— MATERIAL FOR THIS EXERCISE —
○ ○ ○ ○ ○ ○ ○

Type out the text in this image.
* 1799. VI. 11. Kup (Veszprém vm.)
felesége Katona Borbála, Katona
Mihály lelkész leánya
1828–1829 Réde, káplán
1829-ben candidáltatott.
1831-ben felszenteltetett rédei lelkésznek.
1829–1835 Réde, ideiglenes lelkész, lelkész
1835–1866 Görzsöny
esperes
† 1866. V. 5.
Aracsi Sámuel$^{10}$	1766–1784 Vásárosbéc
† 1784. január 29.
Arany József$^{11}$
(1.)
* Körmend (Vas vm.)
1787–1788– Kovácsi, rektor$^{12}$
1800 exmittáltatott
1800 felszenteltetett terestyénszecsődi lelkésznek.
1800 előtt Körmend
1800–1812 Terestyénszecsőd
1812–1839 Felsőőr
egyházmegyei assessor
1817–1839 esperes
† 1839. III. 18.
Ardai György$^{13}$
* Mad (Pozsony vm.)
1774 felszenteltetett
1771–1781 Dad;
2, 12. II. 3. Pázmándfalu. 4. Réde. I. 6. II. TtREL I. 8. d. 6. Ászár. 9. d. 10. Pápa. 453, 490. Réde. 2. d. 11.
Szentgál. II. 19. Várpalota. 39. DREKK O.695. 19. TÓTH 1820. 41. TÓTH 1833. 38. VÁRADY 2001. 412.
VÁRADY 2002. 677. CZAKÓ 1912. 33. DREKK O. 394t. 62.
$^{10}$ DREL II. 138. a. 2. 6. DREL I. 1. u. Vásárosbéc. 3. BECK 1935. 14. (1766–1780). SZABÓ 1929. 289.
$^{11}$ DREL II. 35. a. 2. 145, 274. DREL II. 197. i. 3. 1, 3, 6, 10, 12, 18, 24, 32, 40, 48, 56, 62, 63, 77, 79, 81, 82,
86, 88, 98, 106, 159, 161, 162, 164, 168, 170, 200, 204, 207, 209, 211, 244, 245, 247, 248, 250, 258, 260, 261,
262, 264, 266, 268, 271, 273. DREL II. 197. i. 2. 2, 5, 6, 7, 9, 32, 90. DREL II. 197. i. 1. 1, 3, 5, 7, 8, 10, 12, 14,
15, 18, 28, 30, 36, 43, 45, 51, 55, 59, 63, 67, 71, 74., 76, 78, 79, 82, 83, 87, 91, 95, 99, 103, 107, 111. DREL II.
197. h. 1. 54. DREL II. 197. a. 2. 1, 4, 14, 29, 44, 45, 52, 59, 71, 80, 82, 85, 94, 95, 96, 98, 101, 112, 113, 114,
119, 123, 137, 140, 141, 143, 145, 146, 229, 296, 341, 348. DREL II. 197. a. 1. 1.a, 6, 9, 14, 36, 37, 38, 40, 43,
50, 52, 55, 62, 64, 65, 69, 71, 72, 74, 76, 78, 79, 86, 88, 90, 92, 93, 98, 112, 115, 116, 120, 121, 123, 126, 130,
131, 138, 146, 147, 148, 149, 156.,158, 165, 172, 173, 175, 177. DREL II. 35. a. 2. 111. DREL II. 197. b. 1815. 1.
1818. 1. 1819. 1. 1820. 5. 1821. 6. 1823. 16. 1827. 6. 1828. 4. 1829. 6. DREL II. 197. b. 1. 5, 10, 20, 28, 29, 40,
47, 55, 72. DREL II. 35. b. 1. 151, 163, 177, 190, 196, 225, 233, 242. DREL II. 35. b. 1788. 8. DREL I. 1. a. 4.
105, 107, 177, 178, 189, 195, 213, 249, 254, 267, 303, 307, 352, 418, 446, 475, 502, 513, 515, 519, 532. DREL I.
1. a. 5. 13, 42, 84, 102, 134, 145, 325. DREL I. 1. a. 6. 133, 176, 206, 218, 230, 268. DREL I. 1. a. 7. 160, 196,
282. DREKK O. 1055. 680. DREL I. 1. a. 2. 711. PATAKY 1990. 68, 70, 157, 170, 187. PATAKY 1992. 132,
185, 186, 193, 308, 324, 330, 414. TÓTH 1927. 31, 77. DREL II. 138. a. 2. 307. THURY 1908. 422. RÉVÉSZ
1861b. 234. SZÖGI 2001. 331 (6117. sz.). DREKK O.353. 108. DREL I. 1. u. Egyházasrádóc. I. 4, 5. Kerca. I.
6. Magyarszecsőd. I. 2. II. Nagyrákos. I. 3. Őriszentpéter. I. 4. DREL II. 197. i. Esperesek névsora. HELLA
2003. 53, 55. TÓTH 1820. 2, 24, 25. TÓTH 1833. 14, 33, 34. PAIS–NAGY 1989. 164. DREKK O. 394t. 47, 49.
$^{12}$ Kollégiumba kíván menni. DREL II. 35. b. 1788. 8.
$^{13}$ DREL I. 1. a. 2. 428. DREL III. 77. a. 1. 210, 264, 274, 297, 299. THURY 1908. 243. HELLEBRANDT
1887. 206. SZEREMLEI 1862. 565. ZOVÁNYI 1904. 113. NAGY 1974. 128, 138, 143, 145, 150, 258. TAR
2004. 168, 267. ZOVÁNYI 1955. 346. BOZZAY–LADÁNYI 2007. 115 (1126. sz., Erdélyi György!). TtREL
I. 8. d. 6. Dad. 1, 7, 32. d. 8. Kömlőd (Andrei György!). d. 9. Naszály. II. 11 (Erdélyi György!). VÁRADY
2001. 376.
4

○ ○ ○ ○ ○ ○ ○

— SET PROBLEM —
Reproduce every entry shown above, precisely as it stands.

— WRITTEN SOLUTION —
Type out the text in this image.
* 1799. VI. 11. Kup (Veszprém vm.)
felesége Katona Borbála, Katona
Mihály lelkész leánya
1828–1829 Réde, káplán
1829-ben candidáltatott.
1831-ben felszenteltetett rédei lelkésznek.
1829–1835 Réde, ideiglenes lelkész, lelkész
1835–1866 Görzsöny
esperes
† 1866. V. 5.
Aracsi Sámuel$^{10}$	1766–1784 Vásárosbéc
† 1784. január 29.
Arany József$^{11}$
(1.)
* Körmend (Vas vm.)
1787–1788– Kovácsi, rektor$^{12}$
1800 exmittáltatott
1800 felszenteltetett terestyénszecsődi lelkésznek.
1800 előtt Körmend
1800–1812 Terestyénszecsőd
1812–1839 Felsőőr
egyházmegyei assessor
1817–1839 esperes
† 1839. III. 18.
Ardai György$^{13}$
* Mad (Pozsony vm.)
1774 felszenteltetett
1771–1781 Dad;
2, 12. II. 3. Pázmándfalu. 4. Réde. I. 6. II. TtREL I. 8. d. 6. Ászár. 9. d. 10. Pápa. 453, 490. Réde. 2. d. 11.
Szentgál. II. 19. Várpalota. 39. DREKK O.695. 19. TÓTH 1820. 41. TÓTH 1833. 38. VÁRADY 2001. 412.
VÁRADY 2002. 677. CZAKÓ 1912. 33. DREKK O. 394t. 62.
$^{10}$ DREL II. 138. a. 2. 6. DREL I. 1. u. Vásárosbéc. 3. BECK 1935. 14. (1766–1780). SZABÓ 1929. 289.
$^{11}$ DREL II. 35. a. 2. 145, 274. DREL II. 197. i. 3. 1, 3, 6, 10, 12, 18, 24, 32, 40, 48, 56, 62, 63, 77, 79, 81, 82,
86, 88, 98, 106, 159, 161, 162, 164, 168, 170, 200, 204, 207, 209, 211, 244, 245, 247, 248, 250, 258, 260, 261,
262, 264, 266, 268, 271, 273. DREL II. 197. i. 2. 2, 5, 6, 7, 9, 32, 90. DREL II. 197. i. 1. 1, 3, 5, 7, 8, 10, 12, 14,
15, 18, 28, 30, 36, 43, 45, 51, 55, 59, 63, 67, 71, 74., 76, 78, 79, 82, 83, 87, 91, 95, 99, 103, 107, 111. DREL II.
197. h. 1. 54. DREL II. 197. a. 2. 1, 4, 14, 29, 44, 45, 52, 59, 71, 80, 82, 85, 94, 95, 96, 98, 101, 112, 113, 114,
119, 123, 137, 140, 141, 143, 145, 146, 229, 296, 341, 348. DREL II. 197. a. 1. 1.a, 6, 9, 14, 36, 37, 38, 40, 43,
50, 52, 55, 62, 64, 65, 69, 71, 72, 74, 76, 78, 79, 86, 88, 90, 92, 93, 98, 112, 115, 116, 120, 121, 123, 126, 130,
131, 138, 146, 147, 148, 149, 156.,158, 165, 172, 173, 175, 177. DREL II. 35. a. 2. 111. DREL II. 197. b. 1815. 1.
1818. 1. 1819. 1. 1820. 5. 1821. 6. 1823. 16. 1827. 6. 1828. 4. 1829. 6. DREL II. 197. b. 1. 5, 10, 20, 28, 29, 40,
47, 55, 72. DREL II. 35. b. 1. 151, 163, 177, 190, 196, 225, 233, 242. DREL II. 35. b. 1788. 8. DREL I. 1. a. 4.
105, 107, 177, 178, 189, 195, 213, 249, 254, 267, 303, 307, 352, 418, 446, 475, 502, 513, 515, 519, 532. DREL I.
1. a. 5. 13, 42, 84, 102, 134, 145, 325. DREL I. 1. a. 6. 133, 176, 206, 218, 230, 268. DREL I. 1. a. 7. 160, 196,
282. DREKK O. 1055. 680. DREL I. 1. a. 2. 711. PATAKY 1990. 68, 70, 157, 170, 187. PATAKY 1992. 132,
185, 186, 193, 308, 324, 330, 414. TÓTH 1927. 31, 77. DREL II. 138. a. 2. 307. THURY 1908. 422. RÉVÉSZ
1861b. 234. SZÖGI 2001. 331 (6117. sz.). DREKK O.353. 108. DREL I. 1. u. Egyházasrádóc. I. 4, 5. Kerca. I.
6. Magyarszecsőd. I. 2. II. Nagyrákos. I. 3. Őriszentpéter. I. 4. DREL II. 197. i. Esperesek névsora. HELLA
2003. 53, 55. TÓTH 1820. 2, 24, 25. TÓTH 1833. 14, 33, 34. PAIS–NAGY 1989. 164. DREKK O. 394t. 47, 49.
$^{12}$ Kollégiumba kíván menni. DREL II. 35. b. 1788. 8.
$^{13}$ DREL I. 1. a. 2. 428. DREL III. 77. a. 1. 210, 264, 274, 297, 299. THURY 1908. 243. HELLEBRANDT
1887. 206. SZEREMLEI 1862. 565. ZOVÁNYI 1904. 113. NAGY 1974. 128, 138, 143, 145, 150, 258. TAR
2004. 168, 267. ZOVÁNYI 1955. 346. BOZZAY–LADÁNYI 2007. 115 (1126. sz., Erdélyi György!). TtREL
I. 8. d. 6. Dad. 1, 7, 32. d. 8. Kömlőd (Andrei György!). d. 9. Naszály. II. 11 (Erdélyi György!). VÁRADY
2001. 376.
4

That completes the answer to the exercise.